▶ **Directions for this task**
Provide only the number of lines in the data below that contain the word "image".

▶ **The data**
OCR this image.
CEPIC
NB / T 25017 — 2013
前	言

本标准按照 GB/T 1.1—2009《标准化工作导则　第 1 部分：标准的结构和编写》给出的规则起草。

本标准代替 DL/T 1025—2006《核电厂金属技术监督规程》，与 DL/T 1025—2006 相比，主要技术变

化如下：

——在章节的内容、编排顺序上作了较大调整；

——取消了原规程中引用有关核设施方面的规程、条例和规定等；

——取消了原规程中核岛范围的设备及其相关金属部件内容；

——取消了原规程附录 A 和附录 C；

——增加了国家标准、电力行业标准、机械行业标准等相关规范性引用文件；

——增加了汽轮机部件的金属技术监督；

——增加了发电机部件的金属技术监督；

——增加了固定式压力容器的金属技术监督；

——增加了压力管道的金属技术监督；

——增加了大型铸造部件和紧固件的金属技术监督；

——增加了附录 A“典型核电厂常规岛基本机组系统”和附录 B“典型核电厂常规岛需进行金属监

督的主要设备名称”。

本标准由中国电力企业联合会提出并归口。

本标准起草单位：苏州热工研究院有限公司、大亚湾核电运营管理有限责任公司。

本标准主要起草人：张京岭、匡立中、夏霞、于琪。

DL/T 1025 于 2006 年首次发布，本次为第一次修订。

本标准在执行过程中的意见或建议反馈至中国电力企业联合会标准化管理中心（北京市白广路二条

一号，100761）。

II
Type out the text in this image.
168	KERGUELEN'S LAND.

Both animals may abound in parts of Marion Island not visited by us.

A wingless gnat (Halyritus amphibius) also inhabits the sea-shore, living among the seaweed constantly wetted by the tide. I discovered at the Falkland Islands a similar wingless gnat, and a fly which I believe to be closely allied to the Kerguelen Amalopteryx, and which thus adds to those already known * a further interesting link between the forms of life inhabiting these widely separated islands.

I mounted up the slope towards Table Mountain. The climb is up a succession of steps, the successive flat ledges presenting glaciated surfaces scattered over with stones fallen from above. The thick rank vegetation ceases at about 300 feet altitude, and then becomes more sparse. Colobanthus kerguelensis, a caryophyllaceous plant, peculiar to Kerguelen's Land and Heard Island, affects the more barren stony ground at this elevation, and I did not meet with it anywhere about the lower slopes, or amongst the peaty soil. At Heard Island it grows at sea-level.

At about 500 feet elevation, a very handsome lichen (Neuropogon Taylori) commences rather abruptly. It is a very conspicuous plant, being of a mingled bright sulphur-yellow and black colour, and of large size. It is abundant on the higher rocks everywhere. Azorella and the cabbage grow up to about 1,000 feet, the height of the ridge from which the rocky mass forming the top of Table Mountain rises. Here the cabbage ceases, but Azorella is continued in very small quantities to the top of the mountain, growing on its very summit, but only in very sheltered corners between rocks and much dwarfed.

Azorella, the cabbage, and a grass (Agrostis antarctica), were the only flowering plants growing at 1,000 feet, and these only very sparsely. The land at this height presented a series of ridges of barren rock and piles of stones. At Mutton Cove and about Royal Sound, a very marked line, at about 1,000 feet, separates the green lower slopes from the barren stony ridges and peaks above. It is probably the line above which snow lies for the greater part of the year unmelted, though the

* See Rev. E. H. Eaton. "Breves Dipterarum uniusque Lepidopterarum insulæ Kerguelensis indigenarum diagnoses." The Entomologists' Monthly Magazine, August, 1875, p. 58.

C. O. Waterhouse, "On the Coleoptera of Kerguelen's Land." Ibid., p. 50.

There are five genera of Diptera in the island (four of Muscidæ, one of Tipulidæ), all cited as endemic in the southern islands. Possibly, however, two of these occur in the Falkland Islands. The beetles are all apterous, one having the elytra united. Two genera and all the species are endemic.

▶ **The output**
2